TASK OBJECTIVE
Find each line with the string "Ebene" and copy it.

PROVIDED DATA
^^^^^^^^
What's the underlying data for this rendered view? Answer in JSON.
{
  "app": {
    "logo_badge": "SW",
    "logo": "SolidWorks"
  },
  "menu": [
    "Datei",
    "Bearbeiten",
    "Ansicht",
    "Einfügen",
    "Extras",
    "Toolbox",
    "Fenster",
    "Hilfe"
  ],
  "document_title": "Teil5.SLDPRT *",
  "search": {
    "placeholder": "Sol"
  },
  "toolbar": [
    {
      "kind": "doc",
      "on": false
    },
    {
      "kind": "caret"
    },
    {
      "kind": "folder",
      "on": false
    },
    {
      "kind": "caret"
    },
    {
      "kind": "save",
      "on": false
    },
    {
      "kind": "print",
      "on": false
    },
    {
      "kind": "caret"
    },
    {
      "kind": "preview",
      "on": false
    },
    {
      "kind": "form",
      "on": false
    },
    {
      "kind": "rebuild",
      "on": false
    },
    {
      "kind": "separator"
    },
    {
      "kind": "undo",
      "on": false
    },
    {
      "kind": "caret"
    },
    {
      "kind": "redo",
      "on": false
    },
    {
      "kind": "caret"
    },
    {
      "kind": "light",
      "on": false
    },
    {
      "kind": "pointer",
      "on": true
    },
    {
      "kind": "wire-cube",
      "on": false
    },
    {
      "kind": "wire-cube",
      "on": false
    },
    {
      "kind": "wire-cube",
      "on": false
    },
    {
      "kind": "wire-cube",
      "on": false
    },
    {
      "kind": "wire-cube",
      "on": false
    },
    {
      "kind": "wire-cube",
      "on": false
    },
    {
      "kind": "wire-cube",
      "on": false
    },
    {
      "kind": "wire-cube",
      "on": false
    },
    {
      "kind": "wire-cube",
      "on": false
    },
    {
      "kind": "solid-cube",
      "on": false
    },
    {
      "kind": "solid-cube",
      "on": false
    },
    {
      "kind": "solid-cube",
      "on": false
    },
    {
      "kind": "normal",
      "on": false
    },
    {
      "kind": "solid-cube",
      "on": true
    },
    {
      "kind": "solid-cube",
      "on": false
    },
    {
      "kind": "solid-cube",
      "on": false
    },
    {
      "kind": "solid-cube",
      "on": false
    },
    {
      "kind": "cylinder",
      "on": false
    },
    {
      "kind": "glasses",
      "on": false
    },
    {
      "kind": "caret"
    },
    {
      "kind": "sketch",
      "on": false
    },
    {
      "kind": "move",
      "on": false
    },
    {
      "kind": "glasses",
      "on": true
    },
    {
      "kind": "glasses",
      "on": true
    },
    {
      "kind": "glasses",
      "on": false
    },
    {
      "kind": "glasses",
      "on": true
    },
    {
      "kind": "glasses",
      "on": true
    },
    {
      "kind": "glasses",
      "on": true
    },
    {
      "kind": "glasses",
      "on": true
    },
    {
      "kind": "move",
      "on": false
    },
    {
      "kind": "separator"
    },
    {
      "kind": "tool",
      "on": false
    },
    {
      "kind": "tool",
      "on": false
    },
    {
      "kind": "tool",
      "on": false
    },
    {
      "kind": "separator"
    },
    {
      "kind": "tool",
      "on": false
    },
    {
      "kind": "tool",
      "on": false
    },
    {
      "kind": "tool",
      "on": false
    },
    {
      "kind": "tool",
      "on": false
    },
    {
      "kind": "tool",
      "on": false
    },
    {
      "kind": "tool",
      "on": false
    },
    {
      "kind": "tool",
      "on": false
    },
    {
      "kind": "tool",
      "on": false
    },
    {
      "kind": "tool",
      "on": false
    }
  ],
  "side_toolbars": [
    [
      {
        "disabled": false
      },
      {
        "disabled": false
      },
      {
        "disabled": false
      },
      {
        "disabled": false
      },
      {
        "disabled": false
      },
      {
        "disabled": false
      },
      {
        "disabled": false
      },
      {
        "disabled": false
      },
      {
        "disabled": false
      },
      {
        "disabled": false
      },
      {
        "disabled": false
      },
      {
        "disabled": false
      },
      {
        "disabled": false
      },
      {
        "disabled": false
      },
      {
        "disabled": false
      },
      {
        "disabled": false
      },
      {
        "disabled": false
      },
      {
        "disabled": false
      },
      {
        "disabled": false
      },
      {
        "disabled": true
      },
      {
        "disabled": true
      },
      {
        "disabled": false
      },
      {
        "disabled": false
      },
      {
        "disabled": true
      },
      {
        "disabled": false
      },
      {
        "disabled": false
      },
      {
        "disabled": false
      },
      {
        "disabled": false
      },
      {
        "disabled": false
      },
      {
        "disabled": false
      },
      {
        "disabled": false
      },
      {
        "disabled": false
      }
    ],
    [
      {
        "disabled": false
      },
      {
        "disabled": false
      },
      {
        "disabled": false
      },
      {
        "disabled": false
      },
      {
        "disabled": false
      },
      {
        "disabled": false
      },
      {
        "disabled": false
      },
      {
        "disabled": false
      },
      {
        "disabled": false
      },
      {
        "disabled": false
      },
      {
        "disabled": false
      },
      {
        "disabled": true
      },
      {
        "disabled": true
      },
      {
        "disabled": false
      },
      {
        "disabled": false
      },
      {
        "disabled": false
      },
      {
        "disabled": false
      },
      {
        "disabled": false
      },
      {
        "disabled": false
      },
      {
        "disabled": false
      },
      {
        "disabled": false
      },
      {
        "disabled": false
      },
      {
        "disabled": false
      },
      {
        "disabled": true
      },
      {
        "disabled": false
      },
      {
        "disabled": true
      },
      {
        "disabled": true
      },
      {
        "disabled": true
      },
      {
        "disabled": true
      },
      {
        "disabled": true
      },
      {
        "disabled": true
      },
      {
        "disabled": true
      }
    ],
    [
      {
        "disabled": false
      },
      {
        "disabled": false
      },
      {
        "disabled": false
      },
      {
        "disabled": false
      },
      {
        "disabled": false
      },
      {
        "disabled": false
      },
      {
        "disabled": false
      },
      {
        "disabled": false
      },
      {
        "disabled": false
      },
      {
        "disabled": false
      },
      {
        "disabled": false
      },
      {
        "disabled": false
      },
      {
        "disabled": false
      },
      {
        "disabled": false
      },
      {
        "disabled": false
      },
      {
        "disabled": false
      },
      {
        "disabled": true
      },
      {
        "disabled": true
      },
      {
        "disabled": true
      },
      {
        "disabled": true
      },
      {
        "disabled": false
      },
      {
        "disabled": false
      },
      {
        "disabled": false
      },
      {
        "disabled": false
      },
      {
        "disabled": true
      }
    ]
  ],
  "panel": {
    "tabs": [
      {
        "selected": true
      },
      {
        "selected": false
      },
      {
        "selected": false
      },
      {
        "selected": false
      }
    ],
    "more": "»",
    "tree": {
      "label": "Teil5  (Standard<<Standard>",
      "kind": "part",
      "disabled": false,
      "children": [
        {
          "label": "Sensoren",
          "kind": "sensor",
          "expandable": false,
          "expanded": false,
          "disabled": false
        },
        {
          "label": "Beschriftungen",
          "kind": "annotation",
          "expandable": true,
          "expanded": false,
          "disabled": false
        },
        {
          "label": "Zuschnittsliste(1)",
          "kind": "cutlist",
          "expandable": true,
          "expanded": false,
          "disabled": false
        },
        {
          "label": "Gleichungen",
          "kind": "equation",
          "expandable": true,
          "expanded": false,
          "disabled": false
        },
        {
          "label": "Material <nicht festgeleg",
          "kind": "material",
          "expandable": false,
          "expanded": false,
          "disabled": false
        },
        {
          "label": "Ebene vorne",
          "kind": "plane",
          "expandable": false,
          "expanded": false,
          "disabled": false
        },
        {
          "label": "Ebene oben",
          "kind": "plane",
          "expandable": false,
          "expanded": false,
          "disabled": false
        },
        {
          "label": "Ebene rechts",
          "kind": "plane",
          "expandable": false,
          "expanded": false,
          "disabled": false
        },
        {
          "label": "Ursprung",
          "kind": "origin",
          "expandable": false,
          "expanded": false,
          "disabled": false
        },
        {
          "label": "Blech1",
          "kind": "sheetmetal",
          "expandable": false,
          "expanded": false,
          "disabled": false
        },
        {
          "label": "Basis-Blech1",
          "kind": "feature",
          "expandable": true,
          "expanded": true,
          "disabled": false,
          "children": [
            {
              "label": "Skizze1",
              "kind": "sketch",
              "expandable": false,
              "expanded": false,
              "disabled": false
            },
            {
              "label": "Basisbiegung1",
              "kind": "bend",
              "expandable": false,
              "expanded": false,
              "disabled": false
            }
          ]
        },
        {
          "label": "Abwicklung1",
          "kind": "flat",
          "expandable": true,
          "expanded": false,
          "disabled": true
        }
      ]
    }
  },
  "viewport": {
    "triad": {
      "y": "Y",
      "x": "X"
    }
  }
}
^^^^^^^^
TASK ANSWER
          "label": "Ebene vorne",
          "label": "Ebene oben",
          "label": "Ebene rechts",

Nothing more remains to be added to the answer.